> **Prompt**
Write out all the material exactly. Leave nothing out.

Stored data entries
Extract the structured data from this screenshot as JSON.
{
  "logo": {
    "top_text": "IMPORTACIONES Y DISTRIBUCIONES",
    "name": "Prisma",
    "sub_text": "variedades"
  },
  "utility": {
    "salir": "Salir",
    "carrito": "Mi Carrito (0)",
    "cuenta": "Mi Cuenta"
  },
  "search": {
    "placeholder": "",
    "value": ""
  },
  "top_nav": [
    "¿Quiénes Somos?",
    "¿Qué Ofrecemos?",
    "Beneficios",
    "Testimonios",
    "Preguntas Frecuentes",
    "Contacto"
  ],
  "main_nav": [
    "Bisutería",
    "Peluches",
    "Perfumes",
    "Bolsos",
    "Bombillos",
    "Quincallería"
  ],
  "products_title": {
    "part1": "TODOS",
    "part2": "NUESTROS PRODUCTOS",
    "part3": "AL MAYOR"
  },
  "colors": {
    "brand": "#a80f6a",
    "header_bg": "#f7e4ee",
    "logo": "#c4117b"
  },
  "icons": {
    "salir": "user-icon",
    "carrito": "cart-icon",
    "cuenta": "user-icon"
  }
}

> **Complete response**
Extract the structured data from this screenshot as JSON.
{
  "logo": {
    "top_text": "IMPORTACIONES Y DISTRIBUCIONES",
    "name": "Prisma",
    "sub_text": "variedades"
  },
  "utility": {
    "salir": "Salir",
    "carrito": "Mi Carrito (0)",
    "cuenta": "Mi Cuenta"
  },
  "search": {
    "placeholder": "",
    "value": ""
  },
  "top_nav": [
    "¿Quiénes Somos?",
    "¿Qué Ofrecemos?",
    "Beneficios",
    "Testimonios",
    "Preguntas Frecuentes",
    "Contacto"
  ],
  "main_nav": [
    "Bisutería",
    "Peluches",
    "Perfumes",
    "Bolsos",
    "Bombillos",
    "Quincallería"
  ],
  "products_title": {
    "part1": "TODOS",
    "part2": "NUESTROS PRODUCTOS",
    "part3": "AL MAYOR"
  },
  "colors": {
    "brand": "#a80f6a",
    "header_bg": "#f7e4ee",
    "logo": "#c4117b"
  },
  "icons": {
    "salir": "user-icon",
    "carrito": "cart-icon",
    "cuenta": "user-icon"
  }
}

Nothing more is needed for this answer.